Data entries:
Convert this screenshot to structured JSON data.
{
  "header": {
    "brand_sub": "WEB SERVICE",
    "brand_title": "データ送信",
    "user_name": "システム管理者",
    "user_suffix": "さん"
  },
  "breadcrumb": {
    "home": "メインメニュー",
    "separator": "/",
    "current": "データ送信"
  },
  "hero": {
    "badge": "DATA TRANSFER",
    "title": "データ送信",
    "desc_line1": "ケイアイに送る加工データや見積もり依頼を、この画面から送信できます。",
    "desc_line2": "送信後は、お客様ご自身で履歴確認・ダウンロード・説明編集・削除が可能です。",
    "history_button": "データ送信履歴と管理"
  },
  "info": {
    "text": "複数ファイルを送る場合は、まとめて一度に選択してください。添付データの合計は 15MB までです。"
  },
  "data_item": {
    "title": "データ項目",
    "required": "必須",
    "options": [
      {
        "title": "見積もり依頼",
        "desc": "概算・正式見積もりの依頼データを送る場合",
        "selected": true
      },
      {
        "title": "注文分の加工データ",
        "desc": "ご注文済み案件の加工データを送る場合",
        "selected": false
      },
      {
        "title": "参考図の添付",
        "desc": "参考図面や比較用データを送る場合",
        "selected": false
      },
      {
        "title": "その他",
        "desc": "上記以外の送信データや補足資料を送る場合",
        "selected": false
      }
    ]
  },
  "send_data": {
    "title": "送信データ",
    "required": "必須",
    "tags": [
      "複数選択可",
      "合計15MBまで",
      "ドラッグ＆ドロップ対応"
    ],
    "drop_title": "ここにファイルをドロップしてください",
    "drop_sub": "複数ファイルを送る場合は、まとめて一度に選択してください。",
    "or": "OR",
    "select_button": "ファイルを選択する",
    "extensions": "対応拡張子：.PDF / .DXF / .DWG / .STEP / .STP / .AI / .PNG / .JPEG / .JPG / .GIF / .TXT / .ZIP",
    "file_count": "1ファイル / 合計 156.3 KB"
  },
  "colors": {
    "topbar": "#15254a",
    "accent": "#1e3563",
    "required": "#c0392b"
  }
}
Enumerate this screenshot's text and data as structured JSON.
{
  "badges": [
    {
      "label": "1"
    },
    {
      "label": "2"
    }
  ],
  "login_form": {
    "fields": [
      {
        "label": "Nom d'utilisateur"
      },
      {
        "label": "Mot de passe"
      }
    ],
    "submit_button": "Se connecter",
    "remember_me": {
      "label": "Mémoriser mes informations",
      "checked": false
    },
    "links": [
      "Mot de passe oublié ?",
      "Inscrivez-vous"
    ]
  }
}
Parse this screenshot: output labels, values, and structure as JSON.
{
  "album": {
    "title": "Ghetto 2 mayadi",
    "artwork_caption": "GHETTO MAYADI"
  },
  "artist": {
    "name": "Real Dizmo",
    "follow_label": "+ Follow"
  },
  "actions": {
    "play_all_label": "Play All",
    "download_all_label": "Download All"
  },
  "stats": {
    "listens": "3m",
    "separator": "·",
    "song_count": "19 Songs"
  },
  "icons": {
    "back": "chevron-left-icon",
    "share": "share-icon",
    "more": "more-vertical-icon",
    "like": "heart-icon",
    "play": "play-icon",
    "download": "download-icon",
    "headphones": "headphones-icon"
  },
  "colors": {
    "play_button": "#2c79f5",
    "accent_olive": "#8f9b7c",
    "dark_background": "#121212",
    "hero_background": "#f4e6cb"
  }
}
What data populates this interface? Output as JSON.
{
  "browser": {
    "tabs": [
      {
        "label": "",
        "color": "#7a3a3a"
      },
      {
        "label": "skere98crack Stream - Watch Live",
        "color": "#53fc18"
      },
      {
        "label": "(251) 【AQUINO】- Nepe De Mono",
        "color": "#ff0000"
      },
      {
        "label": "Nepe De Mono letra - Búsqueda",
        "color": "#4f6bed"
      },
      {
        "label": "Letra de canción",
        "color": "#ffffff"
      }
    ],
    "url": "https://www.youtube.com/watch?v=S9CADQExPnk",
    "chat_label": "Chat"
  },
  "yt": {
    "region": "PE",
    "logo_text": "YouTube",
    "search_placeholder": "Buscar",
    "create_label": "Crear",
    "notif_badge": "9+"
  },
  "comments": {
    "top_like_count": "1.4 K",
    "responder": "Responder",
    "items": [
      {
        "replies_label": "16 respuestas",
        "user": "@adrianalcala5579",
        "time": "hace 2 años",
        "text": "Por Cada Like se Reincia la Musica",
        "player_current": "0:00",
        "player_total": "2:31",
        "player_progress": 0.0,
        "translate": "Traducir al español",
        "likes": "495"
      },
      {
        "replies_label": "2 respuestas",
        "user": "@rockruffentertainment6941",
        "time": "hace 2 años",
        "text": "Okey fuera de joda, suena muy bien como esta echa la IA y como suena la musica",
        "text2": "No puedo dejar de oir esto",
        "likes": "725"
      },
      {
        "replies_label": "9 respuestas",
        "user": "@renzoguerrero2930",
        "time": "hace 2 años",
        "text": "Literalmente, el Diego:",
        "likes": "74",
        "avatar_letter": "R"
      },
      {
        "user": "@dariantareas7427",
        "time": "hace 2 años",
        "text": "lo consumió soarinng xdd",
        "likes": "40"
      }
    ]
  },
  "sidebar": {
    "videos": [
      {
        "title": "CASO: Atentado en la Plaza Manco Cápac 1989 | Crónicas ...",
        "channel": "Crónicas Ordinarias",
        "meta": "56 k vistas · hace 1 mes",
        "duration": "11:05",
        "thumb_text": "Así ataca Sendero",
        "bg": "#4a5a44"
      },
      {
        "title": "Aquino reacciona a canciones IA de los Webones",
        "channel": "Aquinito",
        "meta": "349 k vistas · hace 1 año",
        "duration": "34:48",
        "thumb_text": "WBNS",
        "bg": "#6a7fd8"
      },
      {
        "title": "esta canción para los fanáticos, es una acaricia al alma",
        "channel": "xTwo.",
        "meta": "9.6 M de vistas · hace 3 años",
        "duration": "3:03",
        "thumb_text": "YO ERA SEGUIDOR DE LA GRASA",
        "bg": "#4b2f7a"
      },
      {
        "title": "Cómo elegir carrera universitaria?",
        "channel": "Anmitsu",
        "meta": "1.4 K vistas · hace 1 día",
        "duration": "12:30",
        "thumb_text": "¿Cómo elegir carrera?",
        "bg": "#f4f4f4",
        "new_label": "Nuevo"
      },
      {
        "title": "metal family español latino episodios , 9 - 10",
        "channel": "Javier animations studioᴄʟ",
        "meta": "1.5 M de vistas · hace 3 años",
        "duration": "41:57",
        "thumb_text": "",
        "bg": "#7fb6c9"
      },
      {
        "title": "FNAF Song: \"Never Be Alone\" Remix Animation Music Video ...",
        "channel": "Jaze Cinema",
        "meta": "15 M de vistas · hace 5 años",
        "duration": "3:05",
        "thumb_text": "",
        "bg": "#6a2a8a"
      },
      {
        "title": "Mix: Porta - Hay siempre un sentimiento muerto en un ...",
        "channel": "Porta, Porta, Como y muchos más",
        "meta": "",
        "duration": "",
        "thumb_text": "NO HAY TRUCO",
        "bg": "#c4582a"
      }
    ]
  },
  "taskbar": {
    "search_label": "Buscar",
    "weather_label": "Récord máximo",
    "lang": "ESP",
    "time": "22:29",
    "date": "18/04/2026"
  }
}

▸ **The request**:
Write out all the records above again, exactly as they stand.

▸ **The output**:
Convert this screenshot to structured JSON data.
{
  "header": {
    "brand_sub": "WEB SERVICE",
    "brand_title": "データ送信",
    "user_name": "システム管理者",
    "user_suffix": "さん"
  },
  "breadcrumb": {
    "home": "メインメニュー",
    "separator": "/",
    "current": "データ送信"
  },
  "hero": {
    "badge": "DATA TRANSFER",
    "title": "データ送信",
    "desc_line1": "ケイアイに送る加工データや見積もり依頼を、この画面から送信できます。",
    "desc_line2": "送信後は、お客様ご自身で履歴確認・ダウンロード・説明編集・削除が可能です。",
    "history_button": "データ送信履歴と管理"
  },
  "info": {
    "text": "複数ファイルを送る場合は、まとめて一度に選択してください。添付データの合計は 15MB までです。"
  },
  "data_item": {
    "title": "データ項目",
    "required": "必須",
    "options": [
      {
        "title": "見積もり依頼",
        "desc": "概算・正式見積もりの依頼データを送る場合",
        "selected": true
      },
      {
        "title": "注文分の加工データ",
        "desc": "ご注文済み案件の加工データを送る場合",
        "selected": false
      },
      {
        "title": "参考図の添付",
        "desc": "参考図面や比較用データを送る場合",
        "selected": false
      },
      {
        "title": "その他",
        "desc": "上記以外の送信データや補足資料を送る場合",
        "selected": false
      }
    ]
  },
  "send_data": {
    "title": "送信データ",
    "required": "必須",
    "tags": [
      "複数選択可",
      "合計15MBまで",
      "ドラッグ＆ドロップ対応"
    ],
    "drop_title": "ここにファイルをドロップしてください",
    "drop_sub": "複数ファイルを送る場合は、まとめて一度に選択してください。",
    "or": "OR",
    "select_button": "ファイルを選択する",
    "extensions": "対応拡張子：.PDF / .DXF / .DWG / .STEP / .STP / .AI / .PNG / .JPEG / .JPG / .GIF / .TXT / .ZIP",
    "file_count": "1ファイル / 合計 156.3 KB"
  },
  "colors": {
    "topbar": "#15254a",
    "accent": "#1e3563",
    "required": "#c0392b"
  }
}
Enumerate this screenshot's text and data as structured JSON.
{
  "badges": [
    {
      "label": "1"
    },
    {
      "label": "2"
    }
  ],
  "login_form": {
    "fields": [
      {
        "label": "Nom d'utilisateur"
      },
      {
        "label": "Mot de passe"
      }
    ],
    "submit_button": "Se connecter",
    "remember_me": {
      "label": "Mémoriser mes informations",
      "checked": false
    },
    "links": [
      "Mot de passe oublié ?",
      "Inscrivez-vous"
    ]
  }
}
Parse this screenshot: output labels, values, and structure as JSON.
{
  "album": {
    "title": "Ghetto 2 mayadi",
    "artwork_caption": "GHETTO MAYADI"
  },
  "artist": {
    "name": "Real Dizmo",
    "follow_label": "+ Follow"
  },
  "actions": {
    "play_all_label": "Play All",
    "download_all_label": "Download All"
  },
  "stats": {
    "listens": "3m",
    "separator": "·",
    "song_count": "19 Songs"
  },
  "icons": {
    "back": "chevron-left-icon",
    "share": "share-icon",
    "more": "more-vertical-icon",
    "like": "heart-icon",
    "play": "play-icon",
    "download": "download-icon",
    "headphones": "headphones-icon"
  },
  "colors": {
    "play_button": "#2c79f5",
    "accent_olive": "#8f9b7c",
    "dark_background": "#121212",
    "hero_background": "#f4e6cb"
  }
}
What data populates this interface? Output as JSON.
{
  "browser": {
    "tabs": [
      {
        "label": "",
        "color": "#7a3a3a"
      },
      {
        "label": "skere98crack Stream - Watch Live",
        "color": "#53fc18"
      },
      {
        "label": "(251) 【AQUINO】- Nepe De Mono",
        "color": "#ff0000"
      },
      {
        "label": "Nepe De Mono letra - Búsqueda",
        "color": "#4f6bed"
      },
      {
        "label": "Letra de canción",
        "color": "#ffffff"
      }
    ],
    "url": "https://www.youtube.com/watch?v=S9CADQExPnk",
    "chat_label": "Chat"
  },
  "yt": {
    "region": "PE",
    "logo_text": "YouTube",
    "search_placeholder": "Buscar",
    "create_label": "Crear",
    "notif_badge": "9+"
  },
  "comments": {
    "top_like_count": "1.4 K",
    "responder": "Responder",
    "items": [
      {
        "replies_label": "16 respuestas",
        "user": "@adrianalcala5579",
        "time": "hace 2 años",
        "text": "Por Cada Like se Reincia la Musica",
        "player_current": "0:00",
        "player_total": "2:31",
        "player_progress": 0.0,
        "translate": "Traducir al español",
        "likes": "495"
      },
      {
        "replies_label": "2 respuestas",
        "user": "@rockruffentertainment6941",
        "time": "hace 2 años",
        "text": "Okey fuera de joda, suena muy bien como esta echa la IA y como suena la musica",
        "text2": "No puedo dejar de oir esto",
        "likes": "725"
      },
      {
        "replies_label": "9 respuestas",
        "user": "@renzoguerrero2930",
        "time": "hace 2 años",
        "text": "Literalmente, el Diego:",
        "likes": "74",
        "avatar_letter": "R"
      },
      {
        "user": "@dariantareas7427",
        "time": "hace 2 años",
        "text": "lo consumió soarinng xdd",
        "likes": "40"
      }
    ]
  },
  "sidebar": {
    "videos": [
      {
        "title": "CASO: Atentado en la Plaza Manco Cápac 1989 | Crónicas ...",
        "channel": "Crónicas Ordinarias",
        "meta": "56 k vistas · hace 1 mes",
        "duration": "11:05",
        "thumb_text": "Así ataca Sendero",
        "bg": "#4a5a44"
      },
      {
        "title": "Aquino reacciona a canciones IA de los Webones",
        "channel": "Aquinito",
        "meta": "349 k vistas · hace 1 año",
        "duration": "34:48",
        "thumb_text": "WBNS",
        "bg": "#6a7fd8"
      },
      {
        "title": "esta canción para los fanáticos, es una acaricia al alma",
        "channel": "xTwo.",
        "meta": "9.6 M de vistas · hace 3 años",
        "duration": "3:03",
        "thumb_text": "YO ERA SEGUIDOR DE LA GRASA",
        "bg": "#4b2f7a"
      },
      {
        "title": "Cómo elegir carrera universitaria?",
        "channel": "Anmitsu",
        "meta": "1.4 K vistas · hace 1 día",
        "duration": "12:30",
        "thumb_text": "¿Cómo elegir carrera?",
        "bg": "#f4f4f4",
        "new_label": "Nuevo"
      },
      {
        "title": "metal family español latino episodios , 9 - 10",
        "channel": "Javier animations studioᴄʟ",
        "meta": "1.5 M de vistas · hace 3 años",
        "duration": "41:57",
        "thumb_text": "",
        "bg": "#7fb6c9"
      },
      {
        "title": "FNAF Song: \"Never Be Alone\" Remix Animation Music Video ...",
        "channel": "Jaze Cinema",
        "meta": "15 M de vistas · hace 5 años",
        "duration": "3:05",
        "thumb_text": "",
        "bg": "#6a2a8a"
      },
      {
        "title": "Mix: Porta - Hay siempre un sentimiento muerto en un ...",
        "channel": "Porta, Porta, Como y muchos más",
        "meta": "",
        "duration": "",
        "thumb_text": "NO HAY TRUCO",
        "bg": "#c4582a"
      }
    ]
  },
  "taskbar": {
    "search_label": "Buscar",
    "weather_label": "Récord máximo",
    "lang": "ESP",
    "time": "22:29",
    "date": "18/04/2026"
  }
}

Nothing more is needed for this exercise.